> _SOURCE MATERIAL_
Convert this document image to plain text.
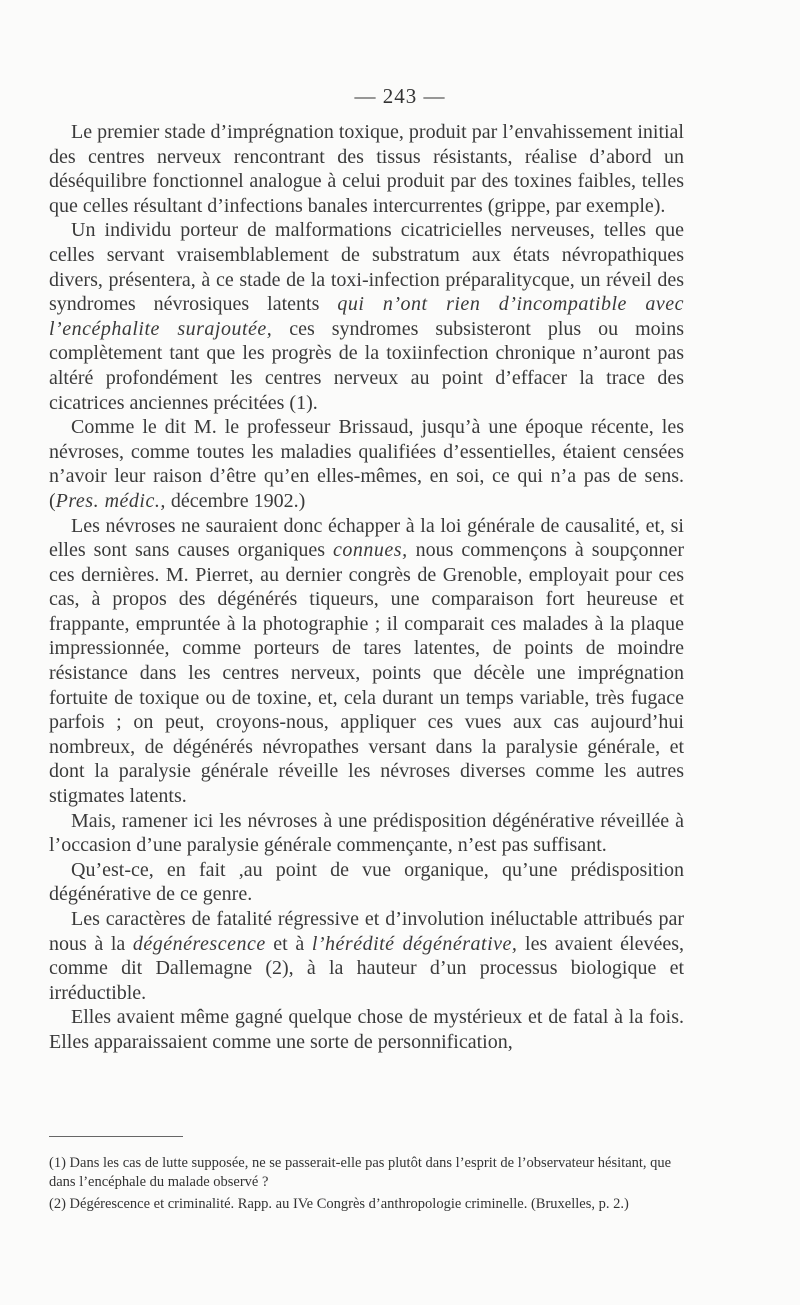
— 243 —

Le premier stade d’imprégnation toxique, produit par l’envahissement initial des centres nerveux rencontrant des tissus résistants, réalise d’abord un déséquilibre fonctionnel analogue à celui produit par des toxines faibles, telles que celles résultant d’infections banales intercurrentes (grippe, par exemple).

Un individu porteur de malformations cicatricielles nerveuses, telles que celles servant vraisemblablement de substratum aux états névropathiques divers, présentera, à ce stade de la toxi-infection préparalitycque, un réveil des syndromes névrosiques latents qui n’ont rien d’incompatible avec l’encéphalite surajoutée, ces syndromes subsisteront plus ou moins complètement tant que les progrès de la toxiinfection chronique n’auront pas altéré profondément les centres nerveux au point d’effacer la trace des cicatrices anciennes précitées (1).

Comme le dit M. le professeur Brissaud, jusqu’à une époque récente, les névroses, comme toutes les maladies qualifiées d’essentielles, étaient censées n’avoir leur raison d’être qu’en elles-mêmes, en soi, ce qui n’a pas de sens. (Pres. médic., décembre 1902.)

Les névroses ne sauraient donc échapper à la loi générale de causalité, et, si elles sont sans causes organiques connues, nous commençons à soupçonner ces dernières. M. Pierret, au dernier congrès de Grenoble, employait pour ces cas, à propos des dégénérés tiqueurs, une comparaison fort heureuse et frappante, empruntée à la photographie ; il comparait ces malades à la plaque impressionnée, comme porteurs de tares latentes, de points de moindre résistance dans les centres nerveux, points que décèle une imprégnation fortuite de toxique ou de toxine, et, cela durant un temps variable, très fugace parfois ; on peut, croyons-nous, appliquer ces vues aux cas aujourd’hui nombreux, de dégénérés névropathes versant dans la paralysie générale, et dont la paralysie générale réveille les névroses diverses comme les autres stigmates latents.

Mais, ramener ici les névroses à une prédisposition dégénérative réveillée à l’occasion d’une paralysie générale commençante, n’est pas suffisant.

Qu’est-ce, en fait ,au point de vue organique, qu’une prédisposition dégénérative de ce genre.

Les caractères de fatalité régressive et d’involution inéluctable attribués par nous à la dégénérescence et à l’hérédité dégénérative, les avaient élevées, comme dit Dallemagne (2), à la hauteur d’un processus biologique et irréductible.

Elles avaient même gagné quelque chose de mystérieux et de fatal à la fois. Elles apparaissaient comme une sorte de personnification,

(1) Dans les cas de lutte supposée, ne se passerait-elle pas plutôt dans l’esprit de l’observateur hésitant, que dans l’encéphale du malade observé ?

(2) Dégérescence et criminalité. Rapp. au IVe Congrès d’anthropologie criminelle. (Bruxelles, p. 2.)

> _DESCRIPTION OF THE TASK_
Only lines holding the word "dégénérative" are wanted; list them all from the material.

> _ANSWER FOR THIS EXERCISE_
Mais, ramener ici les névroses à une prédisposition dégénérative réveillée à l’occasion d’une paralysie générale commençante, n’est pas suffisant.
Qu’est-ce, en fait ,au point de vue organique, qu’une prédisposition dégénérative de ce genre.
Les caractères de fatalité régressive et d’involution inéluctable attribués par nous à la dégénérescence et à l’hérédité dégénérative, les avaient élevées, comme dit Dallemagne (2), à la hauteur d’un processus biologique et irréductible.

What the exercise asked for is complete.